<<<<

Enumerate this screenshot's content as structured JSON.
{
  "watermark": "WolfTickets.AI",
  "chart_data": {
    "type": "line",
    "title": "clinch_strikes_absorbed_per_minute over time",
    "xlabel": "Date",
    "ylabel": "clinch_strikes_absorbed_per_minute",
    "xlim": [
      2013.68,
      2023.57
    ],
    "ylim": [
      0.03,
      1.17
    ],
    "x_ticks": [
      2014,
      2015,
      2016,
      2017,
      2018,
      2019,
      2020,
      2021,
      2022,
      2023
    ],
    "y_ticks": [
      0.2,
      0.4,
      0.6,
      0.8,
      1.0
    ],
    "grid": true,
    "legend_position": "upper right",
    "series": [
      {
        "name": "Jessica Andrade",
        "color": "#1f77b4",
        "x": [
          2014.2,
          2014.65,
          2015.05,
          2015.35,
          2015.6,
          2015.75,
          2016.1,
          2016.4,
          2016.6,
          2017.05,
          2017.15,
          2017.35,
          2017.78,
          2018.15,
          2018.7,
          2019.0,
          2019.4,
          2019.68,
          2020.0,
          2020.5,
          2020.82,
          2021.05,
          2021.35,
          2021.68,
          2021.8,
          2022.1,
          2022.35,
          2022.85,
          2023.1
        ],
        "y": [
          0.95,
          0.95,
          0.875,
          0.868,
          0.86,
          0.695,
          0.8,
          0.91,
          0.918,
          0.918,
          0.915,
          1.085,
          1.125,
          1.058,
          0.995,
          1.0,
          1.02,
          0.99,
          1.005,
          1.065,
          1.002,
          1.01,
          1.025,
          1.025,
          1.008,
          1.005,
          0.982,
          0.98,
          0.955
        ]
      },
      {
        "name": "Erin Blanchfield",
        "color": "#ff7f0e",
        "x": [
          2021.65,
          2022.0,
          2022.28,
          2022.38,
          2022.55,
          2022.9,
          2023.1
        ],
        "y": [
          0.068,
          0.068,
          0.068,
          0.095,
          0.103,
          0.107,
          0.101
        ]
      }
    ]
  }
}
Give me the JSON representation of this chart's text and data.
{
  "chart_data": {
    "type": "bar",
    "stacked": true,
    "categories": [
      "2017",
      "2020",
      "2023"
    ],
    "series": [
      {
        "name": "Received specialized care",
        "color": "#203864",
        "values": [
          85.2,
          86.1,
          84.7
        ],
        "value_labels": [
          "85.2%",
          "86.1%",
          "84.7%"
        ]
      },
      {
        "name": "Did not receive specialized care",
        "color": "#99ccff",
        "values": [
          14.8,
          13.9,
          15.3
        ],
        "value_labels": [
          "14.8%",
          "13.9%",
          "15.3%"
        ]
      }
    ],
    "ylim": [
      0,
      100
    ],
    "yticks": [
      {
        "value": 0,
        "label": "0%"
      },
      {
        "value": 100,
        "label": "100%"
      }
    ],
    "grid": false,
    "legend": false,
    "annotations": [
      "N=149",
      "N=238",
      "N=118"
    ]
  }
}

>>>>

*DIRECTION:*
From the entries above, copy every line containing the word "color".

*PROBLEM SOLUTION:*
        "color": "#1f77b4",
        "color": "#ff7f0e",
        "color": "#203864",
        "color": "#99ccff",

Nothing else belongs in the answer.